= EXERCISE AIM =
Reproduce the entries word for word, and omit any picture you find in them.

-*-*-

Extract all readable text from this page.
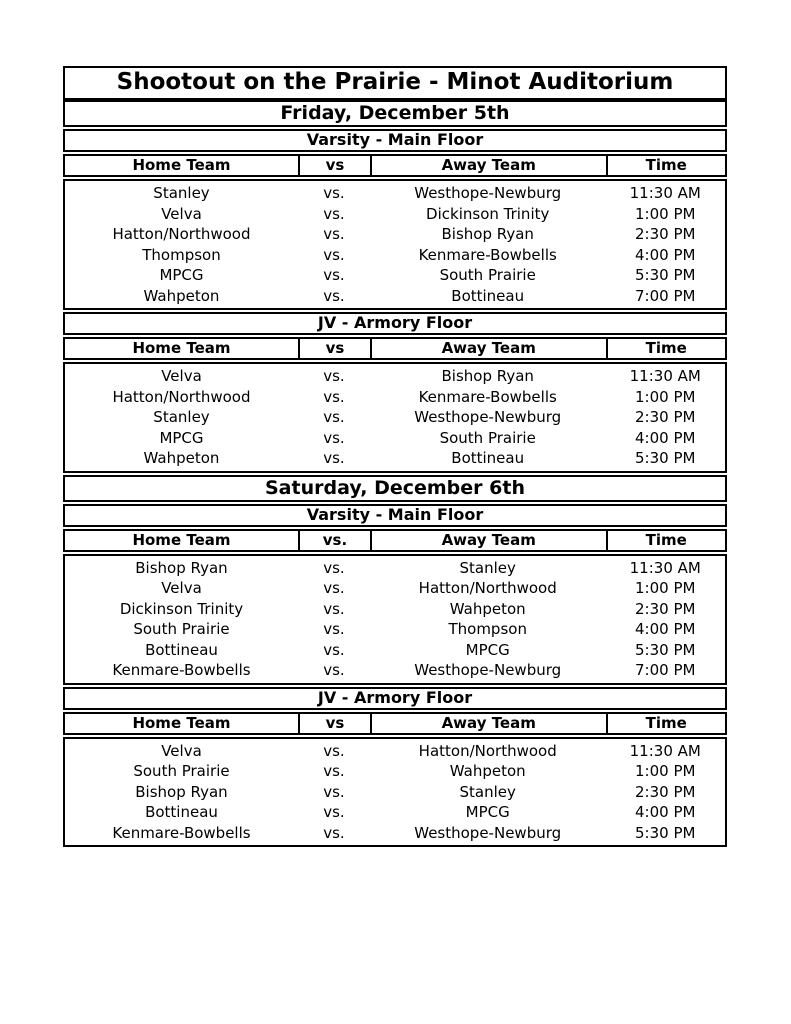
Shootout on the Prairie - Minot Auditorium
Friday, December 5th
Varsity - Main Floor
Home Team	vs	Away Team	Time
Stanley	vs.	Westhope-Newburg	11:30 AM
Velva	vs.	Dickinson Trinity	1:00 PM
Hatton/Northwood	vs.	Bishop Ryan	2:30 PM
Thompson	vs.	Kenmare-Bowbells	4:00 PM
MPCG	vs.	South Prairie	5:30 PM
Wahpeton	vs.	Bottineau	7:00 PM
JV - Armory Floor
Home Team	vs	Away Team	Time
Velva	vs.	Bishop Ryan	11:30 AM
Hatton/Northwood	vs.	Kenmare-Bowbells	1:00 PM
Stanley	vs.	Westhope-Newburg	2:30 PM
MPCG	vs.	South Prairie	4:00 PM
Wahpeton	vs.	Bottineau	5:30 PM
Saturday, December 6th
Varsity - Main Floor
Home Team	vs.	Away Team	Time
Bishop Ryan	vs.	Stanley	11:30 AM
Velva	vs.	Hatton/Northwood	1:00 PM
Dickinson Trinity	vs.	Wahpeton	2:30 PM
South Prairie	vs.	Thompson	4:00 PM
Bottineau	vs.	MPCG	5:30 PM
Kenmare-Bowbells	vs.	Westhope-Newburg	7:00 PM
JV - Armory Floor
Home Team	vs	Away Team	Time
Velva	vs.	Hatton/Northwood	11:30 AM
South Prairie	vs.	Wahpeton	1:00 PM
Bishop Ryan	vs.	Stanley	2:30 PM
Bottineau	vs.	MPCG	4:00 PM
Kenmare-Bowbells	vs.	Westhope-Newburg	5:30 PM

-*-*-

= FINISHED ANSWER =
Extract all readable text from this page.
Shootout on the Prairie - Minot Auditorium
Friday, December 5th
Varsity - Main Floor
Home Team	vs	Away Team	Time
Stanley	vs.	Westhope-Newburg	11:30 AM
Velva	vs.	Dickinson Trinity	1:00 PM
Hatton/Northwood	vs.	Bishop Ryan	2:30 PM
Thompson	vs.	Kenmare-Bowbells	4:00 PM
MPCG	vs.	South Prairie	5:30 PM
Wahpeton	vs.	Bottineau	7:00 PM
JV - Armory Floor
Home Team	vs	Away Team	Time
Velva	vs.	Bishop Ryan	11:30 AM
Hatton/Northwood	vs.	Kenmare-Bowbells	1:00 PM
Stanley	vs.	Westhope-Newburg	2:30 PM
MPCG	vs.	South Prairie	4:00 PM
Wahpeton	vs.	Bottineau	5:30 PM
Saturday, December 6th
Varsity - Main Floor
Home Team	vs.	Away Team	Time
Bishop Ryan	vs.	Stanley	11:30 AM
Velva	vs.	Hatton/Northwood	1:00 PM
Dickinson Trinity	vs.	Wahpeton	2:30 PM
South Prairie	vs.	Thompson	4:00 PM
Bottineau	vs.	MPCG	5:30 PM
Kenmare-Bowbells	vs.	Westhope-Newburg	7:00 PM
JV - Armory Floor
Home Team	vs	Away Team	Time
Velva	vs.	Hatton/Northwood	11:30 AM
South Prairie	vs.	Wahpeton	1:00 PM
Bishop Ryan	vs.	Stanley	2:30 PM
Bottineau	vs.	MPCG	4:00 PM
Kenmare-Bowbells	vs.	Westhope-Newburg	5:30 PM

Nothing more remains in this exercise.